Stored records
⟨

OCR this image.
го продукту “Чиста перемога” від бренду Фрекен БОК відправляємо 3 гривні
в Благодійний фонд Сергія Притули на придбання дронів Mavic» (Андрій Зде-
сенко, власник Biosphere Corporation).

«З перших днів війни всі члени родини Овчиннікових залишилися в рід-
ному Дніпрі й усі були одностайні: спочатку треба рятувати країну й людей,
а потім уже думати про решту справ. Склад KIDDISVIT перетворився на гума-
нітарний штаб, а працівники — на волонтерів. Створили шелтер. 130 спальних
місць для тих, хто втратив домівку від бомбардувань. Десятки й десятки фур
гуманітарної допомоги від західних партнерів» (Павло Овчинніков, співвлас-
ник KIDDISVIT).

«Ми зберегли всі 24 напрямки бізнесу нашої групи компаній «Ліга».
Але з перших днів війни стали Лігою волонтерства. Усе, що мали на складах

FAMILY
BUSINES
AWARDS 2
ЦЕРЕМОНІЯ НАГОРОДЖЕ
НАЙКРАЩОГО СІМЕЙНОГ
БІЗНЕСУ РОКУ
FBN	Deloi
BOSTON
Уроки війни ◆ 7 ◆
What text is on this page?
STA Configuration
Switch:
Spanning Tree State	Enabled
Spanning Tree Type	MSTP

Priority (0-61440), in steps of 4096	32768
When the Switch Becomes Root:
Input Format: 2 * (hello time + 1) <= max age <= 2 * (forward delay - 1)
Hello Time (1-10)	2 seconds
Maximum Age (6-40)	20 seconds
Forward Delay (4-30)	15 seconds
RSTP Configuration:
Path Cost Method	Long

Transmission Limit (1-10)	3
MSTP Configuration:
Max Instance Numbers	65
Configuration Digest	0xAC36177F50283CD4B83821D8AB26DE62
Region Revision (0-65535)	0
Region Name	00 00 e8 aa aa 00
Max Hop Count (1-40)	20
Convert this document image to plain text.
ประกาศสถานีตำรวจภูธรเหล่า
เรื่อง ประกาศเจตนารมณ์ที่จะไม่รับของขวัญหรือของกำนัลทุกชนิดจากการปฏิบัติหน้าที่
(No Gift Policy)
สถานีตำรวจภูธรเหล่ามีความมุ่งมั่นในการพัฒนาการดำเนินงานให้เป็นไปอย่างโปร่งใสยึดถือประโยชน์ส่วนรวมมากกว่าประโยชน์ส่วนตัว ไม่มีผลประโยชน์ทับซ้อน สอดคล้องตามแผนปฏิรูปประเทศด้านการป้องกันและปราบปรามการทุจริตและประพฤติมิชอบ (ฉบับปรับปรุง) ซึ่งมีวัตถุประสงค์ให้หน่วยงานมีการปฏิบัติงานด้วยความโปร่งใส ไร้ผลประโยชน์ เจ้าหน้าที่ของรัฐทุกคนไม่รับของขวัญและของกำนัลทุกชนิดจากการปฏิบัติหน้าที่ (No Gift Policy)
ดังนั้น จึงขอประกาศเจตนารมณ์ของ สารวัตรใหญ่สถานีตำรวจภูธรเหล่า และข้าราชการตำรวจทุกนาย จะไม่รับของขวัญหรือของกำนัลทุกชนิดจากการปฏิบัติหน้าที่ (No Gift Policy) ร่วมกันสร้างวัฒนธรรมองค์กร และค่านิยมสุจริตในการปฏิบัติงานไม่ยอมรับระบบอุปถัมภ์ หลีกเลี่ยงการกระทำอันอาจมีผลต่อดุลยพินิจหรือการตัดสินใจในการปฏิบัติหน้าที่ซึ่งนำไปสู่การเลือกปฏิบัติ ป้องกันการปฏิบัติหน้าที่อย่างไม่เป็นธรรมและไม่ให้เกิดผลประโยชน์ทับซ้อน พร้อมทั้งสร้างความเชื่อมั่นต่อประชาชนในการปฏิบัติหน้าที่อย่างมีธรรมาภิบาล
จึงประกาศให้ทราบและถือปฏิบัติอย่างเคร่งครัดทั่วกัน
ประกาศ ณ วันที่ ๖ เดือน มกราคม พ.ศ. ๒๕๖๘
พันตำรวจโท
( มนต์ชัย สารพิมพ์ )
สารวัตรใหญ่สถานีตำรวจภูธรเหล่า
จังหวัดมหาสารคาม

⟩

Exercise instructions
Filter the data for the string "Configuration" and copy every line that has it.

The solution
STA Configuration
RSTP Configuration:
MSTP Configuration:
Configuration Digest	0xAC36177F50283CD4B83821D8AB26DE62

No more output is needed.